▶ [EXERCISE DIRECTIONS] Transcribe the whole listing below without changing a word, but leave out every image.

######

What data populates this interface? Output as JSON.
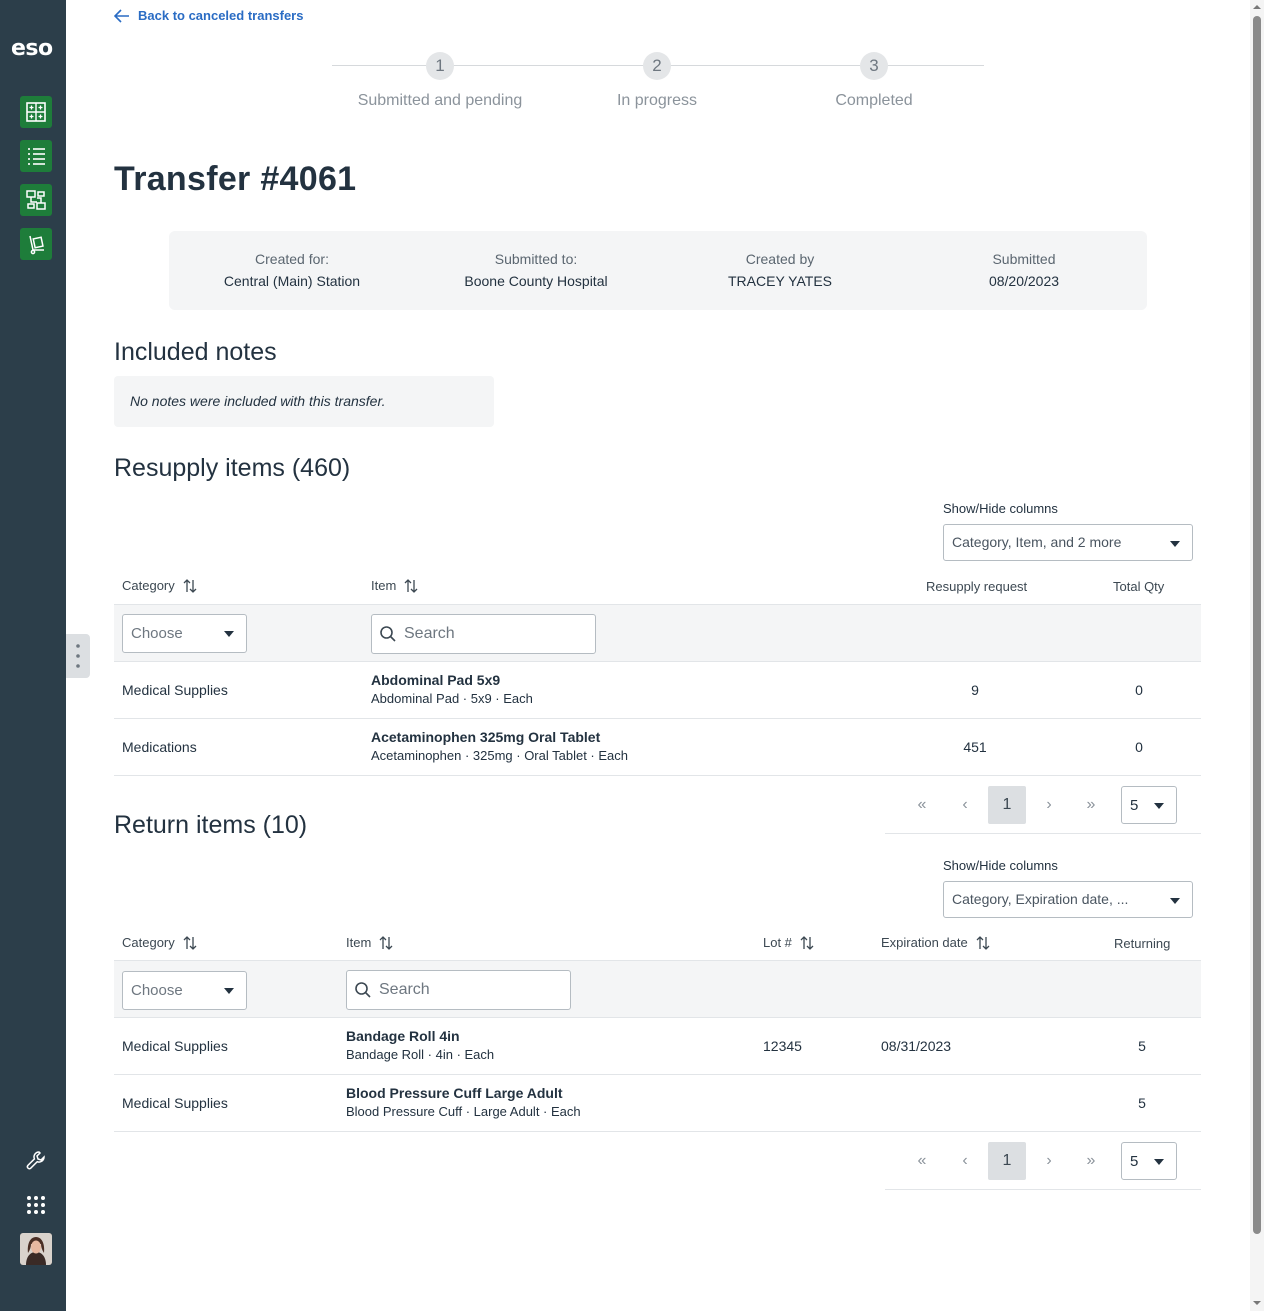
{
  "sidebar": {
    "logo": "eso"
  },
  "back_link": "Back to canceled transfers",
  "stepper": [
    {
      "num": "1",
      "label": "Submitted and pending"
    },
    {
      "num": "2",
      "label": "In progress"
    },
    {
      "num": "3",
      "label": "Completed"
    }
  ],
  "title": "Transfer #4061",
  "info": {
    "created_for_label": "Created for:",
    "created_for": "Central (Main) Station",
    "submitted_to_label": "Submitted to:",
    "submitted_to": "Boone County Hospital",
    "created_by_label": "Created by",
    "created_by": "TRACEY YATES",
    "submitted_label": "Submitted",
    "submitted": "08/20/2023"
  },
  "notes": {
    "heading": "Included notes",
    "text": "No notes were included with this transfer."
  },
  "resupply": {
    "heading": "Resupply items (460)",
    "showhide_label": "Show/Hide columns",
    "showhide_value": "Category, Item, and 2 more",
    "columns": {
      "category": "Category",
      "item": "Item",
      "request": "Resupply request",
      "total": "Total Qty"
    },
    "choose": "Choose",
    "search": "Search",
    "rows": [
      {
        "category": "Medical Supplies",
        "name": "Abdominal Pad 5x9",
        "sub": "Abdominal Pad · 5x9 · Each",
        "request": "9",
        "total": "0"
      },
      {
        "category": "Medications",
        "name": "Acetaminophen 325mg Oral Tablet",
        "sub": "Acetaminophen · 325mg · Oral Tablet · Each",
        "request": "451",
        "total": "0"
      }
    ],
    "pager": {
      "page": "1",
      "size": "5",
      "first": "«",
      "prev": "‹",
      "next": "›",
      "last": "»"
    }
  },
  "returns": {
    "heading": "Return items (10)",
    "showhide_label": "Show/Hide columns",
    "showhide_value": "Category, Expiration date, ...",
    "columns": {
      "category": "Category",
      "item": "Item",
      "lot": "Lot #",
      "exp": "Expiration date",
      "returning": "Returning"
    },
    "choose": "Choose",
    "search": "Search",
    "rows": [
      {
        "category": "Medical Supplies",
        "name": "Bandage Roll 4in",
        "sub": "Bandage Roll · 4in · Each",
        "lot": "12345",
        "exp": "08/31/2023",
        "returning": "5"
      },
      {
        "category": "Medical Supplies",
        "name": "Blood Pressure Cuff Large Adult",
        "sub": "Blood Pressure Cuff · Large Adult · Each",
        "lot": "",
        "exp": "",
        "returning": "5"
      }
    ],
    "pager": {
      "page": "1",
      "size": "5",
      "first": "«",
      "prev": "‹",
      "next": "›",
      "last": "»"
    }
  }
}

######

▶ [IN RESPONSE]
What data populates this interface? Output as JSON.
{
  "sidebar": {
    "logo": "eso"
  },
  "back_link": "Back to canceled transfers",
  "stepper": [
    {
      "num": "1",
      "label": "Submitted and pending"
    },
    {
      "num": "2",
      "label": "In progress"
    },
    {
      "num": "3",
      "label": "Completed"
    }
  ],
  "title": "Transfer #4061",
  "info": {
    "created_for_label": "Created for:",
    "created_for": "Central (Main) Station",
    "submitted_to_label": "Submitted to:",
    "submitted_to": "Boone County Hospital",
    "created_by_label": "Created by",
    "created_by": "TRACEY YATES",
    "submitted_label": "Submitted",
    "submitted": "08/20/2023"
  },
  "notes": {
    "heading": "Included notes",
    "text": "No notes were included with this transfer."
  },
  "resupply": {
    "heading": "Resupply items (460)",
    "showhide_label": "Show/Hide columns",
    "showhide_value": "Category, Item, and 2 more",
    "columns": {
      "category": "Category",
      "item": "Item",
      "request": "Resupply request",
      "total": "Total Qty"
    },
    "choose": "Choose",
    "search": "Search",
    "rows": [
      {
        "category": "Medical Supplies",
        "name": "Abdominal Pad 5x9",
        "sub": "Abdominal Pad · 5x9 · Each",
        "request": "9",
        "total": "0"
      },
      {
        "category": "Medications",
        "name": "Acetaminophen 325mg Oral Tablet",
        "sub": "Acetaminophen · 325mg · Oral Tablet · Each",
        "request": "451",
        "total": "0"
      }
    ],
    "pager": {
      "page": "1",
      "size": "5",
      "first": "«",
      "prev": "‹",
      "next": "›",
      "last": "»"
    }
  },
  "returns": {
    "heading": "Return items (10)",
    "showhide_label": "Show/Hide columns",
    "showhide_value": "Category, Expiration date, ...",
    "columns": {
      "category": "Category",
      "item": "Item",
      "lot": "Lot #",
      "exp": "Expiration date",
      "returning": "Returning"
    },
    "choose": "Choose",
    "search": "Search",
    "rows": [
      {
        "category": "Medical Supplies",
        "name": "Bandage Roll 4in",
        "sub": "Bandage Roll · 4in · Each",
        "lot": "12345",
        "exp": "08/31/2023",
        "returning": "5"
      },
      {
        "category": "Medical Supplies",
        "name": "Blood Pressure Cuff Large Adult",
        "sub": "Blood Pressure Cuff · Large Adult · Each",
        "lot": "",
        "exp": "",
        "returning": "5"
      }
    ],
    "pager": {
      "page": "1",
      "size": "5",
      "first": "«",
      "prev": "‹",
      "next": "›",
      "last": "»"
    }
  }
}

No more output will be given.